--- start of EXCERPTED RECORDS ---

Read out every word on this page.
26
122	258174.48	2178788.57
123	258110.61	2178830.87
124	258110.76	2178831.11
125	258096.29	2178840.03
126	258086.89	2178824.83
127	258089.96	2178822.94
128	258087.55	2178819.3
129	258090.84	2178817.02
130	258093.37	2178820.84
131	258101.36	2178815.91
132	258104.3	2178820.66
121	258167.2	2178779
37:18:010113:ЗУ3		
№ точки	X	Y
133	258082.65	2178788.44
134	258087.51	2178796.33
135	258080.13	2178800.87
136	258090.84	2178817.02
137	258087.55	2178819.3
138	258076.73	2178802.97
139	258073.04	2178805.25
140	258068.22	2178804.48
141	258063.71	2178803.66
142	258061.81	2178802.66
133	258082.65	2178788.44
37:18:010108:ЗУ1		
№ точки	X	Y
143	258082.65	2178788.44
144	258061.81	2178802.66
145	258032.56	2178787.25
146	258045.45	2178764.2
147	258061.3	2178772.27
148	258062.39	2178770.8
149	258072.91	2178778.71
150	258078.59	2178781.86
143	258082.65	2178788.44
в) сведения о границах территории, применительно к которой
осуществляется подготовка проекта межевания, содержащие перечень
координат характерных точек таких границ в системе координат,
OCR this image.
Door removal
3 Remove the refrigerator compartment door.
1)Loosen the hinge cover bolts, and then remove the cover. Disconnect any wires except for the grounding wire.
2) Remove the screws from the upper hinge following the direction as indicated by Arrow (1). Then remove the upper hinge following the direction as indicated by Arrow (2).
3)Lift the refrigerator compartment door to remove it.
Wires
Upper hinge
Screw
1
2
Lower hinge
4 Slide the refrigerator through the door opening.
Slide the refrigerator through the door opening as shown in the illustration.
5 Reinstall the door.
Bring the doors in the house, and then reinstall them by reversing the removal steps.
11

--- end of EXCERPTED RECORDS ---

→ REQUIREMENT
Write all of the records out again exactly.

→ EXERCISE SOLUTION
Read out every word on this page.
26
122	258174.48	2178788.57
123	258110.61	2178830.87
124	258110.76	2178831.11
125	258096.29	2178840.03
126	258086.89	2178824.83
127	258089.96	2178822.94
128	258087.55	2178819.3
129	258090.84	2178817.02
130	258093.37	2178820.84
131	258101.36	2178815.91
132	258104.3	2178820.66
121	258167.2	2178779
37:18:010113:ЗУ3		
№ точки	X	Y
133	258082.65	2178788.44
134	258087.51	2178796.33
135	258080.13	2178800.87
136	258090.84	2178817.02
137	258087.55	2178819.3
138	258076.73	2178802.97
139	258073.04	2178805.25
140	258068.22	2178804.48
141	258063.71	2178803.66
142	258061.81	2178802.66
133	258082.65	2178788.44
37:18:010108:ЗУ1		
№ точки	X	Y
143	258082.65	2178788.44
144	258061.81	2178802.66
145	258032.56	2178787.25
146	258045.45	2178764.2
147	258061.3	2178772.27
148	258062.39	2178770.8
149	258072.91	2178778.71
150	258078.59	2178781.86
143	258082.65	2178788.44
в) сведения о границах территории, применительно к которой
осуществляется подготовка проекта межевания, содержащие перечень
координат характерных точек таких границ в системе координат,
OCR this image.
Door removal
3 Remove the refrigerator compartment door.
1)Loosen the hinge cover bolts, and then remove the cover. Disconnect any wires except for the grounding wire.
2) Remove the screws from the upper hinge following the direction as indicated by Arrow (1). Then remove the upper hinge following the direction as indicated by Arrow (2).
3)Lift the refrigerator compartment door to remove it.
Wires
Upper hinge
Screw
1
2
Lower hinge
4 Slide the refrigerator through the door opening.
Slide the refrigerator through the door opening as shown in the illustration.
5 Reinstall the door.
Bring the doors in the house, and then reinstall them by reversing the removal steps.
11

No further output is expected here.